(Stored data)
** begin **
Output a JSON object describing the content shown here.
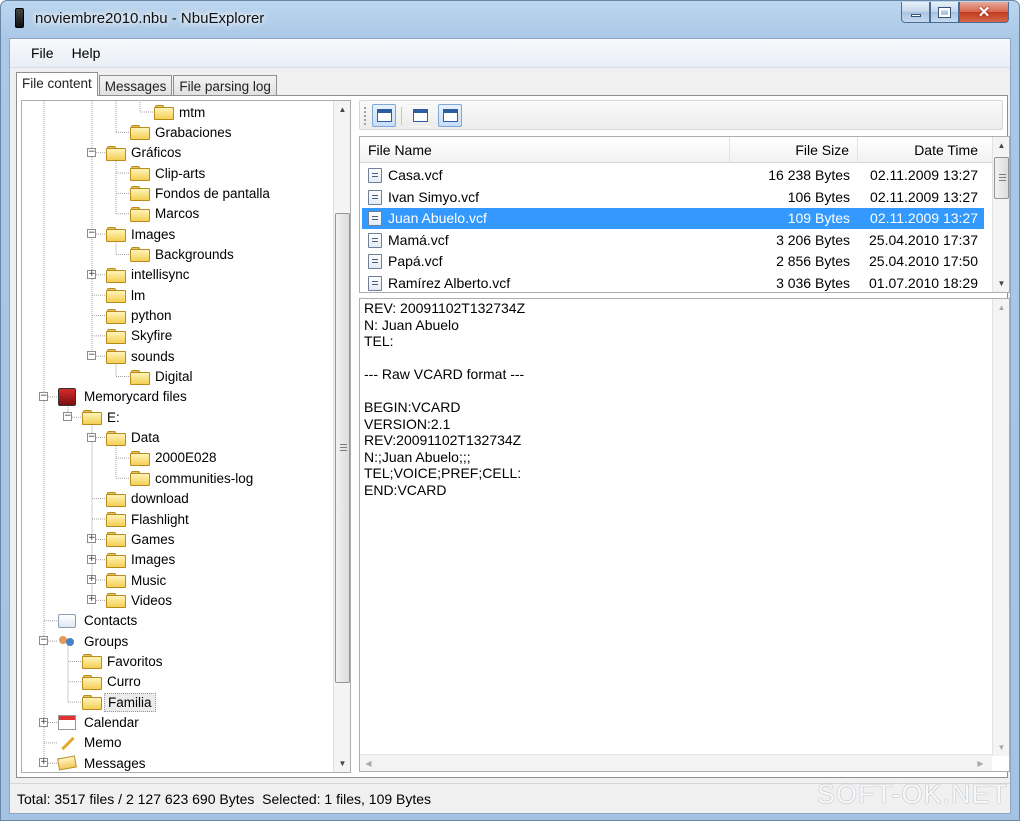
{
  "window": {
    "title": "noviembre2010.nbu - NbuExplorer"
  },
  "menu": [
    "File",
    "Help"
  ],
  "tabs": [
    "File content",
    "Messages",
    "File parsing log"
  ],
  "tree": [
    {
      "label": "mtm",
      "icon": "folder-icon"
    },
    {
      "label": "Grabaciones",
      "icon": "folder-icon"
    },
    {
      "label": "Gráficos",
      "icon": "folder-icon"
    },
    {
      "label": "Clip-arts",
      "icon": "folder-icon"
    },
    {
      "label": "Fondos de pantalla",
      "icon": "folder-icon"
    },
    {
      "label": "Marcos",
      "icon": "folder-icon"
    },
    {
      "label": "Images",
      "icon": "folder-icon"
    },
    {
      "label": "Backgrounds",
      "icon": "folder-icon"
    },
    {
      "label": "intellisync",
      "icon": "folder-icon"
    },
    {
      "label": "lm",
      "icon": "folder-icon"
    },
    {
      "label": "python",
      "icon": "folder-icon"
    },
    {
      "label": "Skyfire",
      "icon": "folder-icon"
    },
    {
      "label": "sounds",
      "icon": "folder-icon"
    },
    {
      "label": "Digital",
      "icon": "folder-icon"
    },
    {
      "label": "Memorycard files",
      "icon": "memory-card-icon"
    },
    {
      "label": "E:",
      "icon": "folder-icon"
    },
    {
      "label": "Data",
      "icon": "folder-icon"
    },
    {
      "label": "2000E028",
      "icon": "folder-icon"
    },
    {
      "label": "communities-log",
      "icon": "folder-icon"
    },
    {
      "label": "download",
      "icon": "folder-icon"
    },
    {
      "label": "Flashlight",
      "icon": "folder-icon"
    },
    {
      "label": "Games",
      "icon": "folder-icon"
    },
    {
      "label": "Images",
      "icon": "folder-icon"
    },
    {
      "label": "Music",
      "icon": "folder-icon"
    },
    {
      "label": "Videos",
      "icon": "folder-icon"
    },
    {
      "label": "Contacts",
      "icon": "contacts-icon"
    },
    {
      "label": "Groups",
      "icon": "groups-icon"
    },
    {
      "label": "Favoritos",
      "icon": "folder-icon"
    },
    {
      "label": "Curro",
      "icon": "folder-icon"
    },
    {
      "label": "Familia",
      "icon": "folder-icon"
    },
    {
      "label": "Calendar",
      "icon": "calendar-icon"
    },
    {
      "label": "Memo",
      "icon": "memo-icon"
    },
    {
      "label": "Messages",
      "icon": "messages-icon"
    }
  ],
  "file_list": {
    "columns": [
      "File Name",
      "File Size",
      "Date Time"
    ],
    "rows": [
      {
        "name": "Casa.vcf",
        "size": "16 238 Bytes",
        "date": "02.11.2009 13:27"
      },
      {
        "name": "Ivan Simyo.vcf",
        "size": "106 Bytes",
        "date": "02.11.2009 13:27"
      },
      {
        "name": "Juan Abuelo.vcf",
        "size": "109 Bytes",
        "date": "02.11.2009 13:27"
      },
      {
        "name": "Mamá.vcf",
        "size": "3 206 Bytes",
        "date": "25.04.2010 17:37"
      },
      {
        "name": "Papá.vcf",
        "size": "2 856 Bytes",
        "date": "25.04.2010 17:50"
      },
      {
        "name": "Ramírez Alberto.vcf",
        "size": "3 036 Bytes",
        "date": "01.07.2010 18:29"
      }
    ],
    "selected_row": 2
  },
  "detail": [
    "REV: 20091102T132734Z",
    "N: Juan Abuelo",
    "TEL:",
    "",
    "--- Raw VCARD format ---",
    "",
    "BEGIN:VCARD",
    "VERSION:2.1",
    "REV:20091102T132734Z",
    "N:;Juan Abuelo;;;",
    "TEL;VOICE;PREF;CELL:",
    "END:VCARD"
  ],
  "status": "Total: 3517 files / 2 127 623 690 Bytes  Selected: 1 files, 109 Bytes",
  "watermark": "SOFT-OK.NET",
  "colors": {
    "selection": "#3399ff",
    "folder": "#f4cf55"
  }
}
** end **
— TO DO —
Copy the listing word for word, excluding its pictures.

— CORRECT OUTPUT —
Output a JSON object describing the content shown here.
{
  "window": {
    "title": "noviembre2010.nbu - NbuExplorer"
  },
  "menu": [
    "File",
    "Help"
  ],
  "tabs": [
    "File content",
    "Messages",
    "File parsing log"
  ],
  "tree": [
    {
      "label": "mtm",
      "icon": "folder-icon"
    },
    {
      "label": "Grabaciones",
      "icon": "folder-icon"
    },
    {
      "label": "Gráficos",
      "icon": "folder-icon"
    },
    {
      "label": "Clip-arts",
      "icon": "folder-icon"
    },
    {
      "label": "Fondos de pantalla",
      "icon": "folder-icon"
    },
    {
      "label": "Marcos",
      "icon": "folder-icon"
    },
    {
      "label": "Images",
      "icon": "folder-icon"
    },
    {
      "label": "Backgrounds",
      "icon": "folder-icon"
    },
    {
      "label": "intellisync",
      "icon": "folder-icon"
    },
    {
      "label": "lm",
      "icon": "folder-icon"
    },
    {
      "label": "python",
      "icon": "folder-icon"
    },
    {
      "label": "Skyfire",
      "icon": "folder-icon"
    },
    {
      "label": "sounds",
      "icon": "folder-icon"
    },
    {
      "label": "Digital",
      "icon": "folder-icon"
    },
    {
      "label": "Memorycard files",
      "icon": "memory-card-icon"
    },
    {
      "label": "E:",
      "icon": "folder-icon"
    },
    {
      "label": "Data",
      "icon": "folder-icon"
    },
    {
      "label": "2000E028",
      "icon": "folder-icon"
    },
    {
      "label": "communities-log",
      "icon": "folder-icon"
    },
    {
      "label": "download",
      "icon": "folder-icon"
    },
    {
      "label": "Flashlight",
      "icon": "folder-icon"
    },
    {
      "label": "Games",
      "icon": "folder-icon"
    },
    {
      "label": "Images",
      "icon": "folder-icon"
    },
    {
      "label": "Music",
      "icon": "folder-icon"
    },
    {
      "label": "Videos",
      "icon": "folder-icon"
    },
    {
      "label": "Contacts",
      "icon": "contacts-icon"
    },
    {
      "label": "Groups",
      "icon": "groups-icon"
    },
    {
      "label": "Favoritos",
      "icon": "folder-icon"
    },
    {
      "label": "Curro",
      "icon": "folder-icon"
    },
    {
      "label": "Familia",
      "icon": "folder-icon"
    },
    {
      "label": "Calendar",
      "icon": "calendar-icon"
    },
    {
      "label": "Memo",
      "icon": "memo-icon"
    },
    {
      "label": "Messages",
      "icon": "messages-icon"
    }
  ],
  "file_list": {
    "columns": [
      "File Name",
      "File Size",
      "Date Time"
    ],
    "rows": [
      {
        "name": "Casa.vcf",
        "size": "16 238 Bytes",
        "date": "02.11.2009 13:27"
      },
      {
        "name": "Ivan Simyo.vcf",
        "size": "106 Bytes",
        "date": "02.11.2009 13:27"
      },
      {
        "name": "Juan Abuelo.vcf",
        "size": "109 Bytes",
        "date": "02.11.2009 13:27"
      },
      {
        "name": "Mamá.vcf",
        "size": "3 206 Bytes",
        "date": "25.04.2010 17:37"
      },
      {
        "name": "Papá.vcf",
        "size": "2 856 Bytes",
        "date": "25.04.2010 17:50"
      },
      {
        "name": "Ramírez Alberto.vcf",
        "size": "3 036 Bytes",
        "date": "01.07.2010 18:29"
      }
    ],
    "selected_row": 2
  },
  "detail": [
    "REV: 20091102T132734Z",
    "N: Juan Abuelo",
    "TEL:",
    "",
    "--- Raw VCARD format ---",
    "",
    "BEGIN:VCARD",
    "VERSION:2.1",
    "REV:20091102T132734Z",
    "N:;Juan Abuelo;;;",
    "TEL;VOICE;PREF;CELL:",
    "END:VCARD"
  ],
  "status": "Total: 3517 files / 2 127 623 690 Bytes  Selected: 1 files, 109 Bytes",
  "watermark": "SOFT-OK.NET",
  "colors": {
    "selection": "#3399ff",
    "folder": "#f4cf55"
  }
}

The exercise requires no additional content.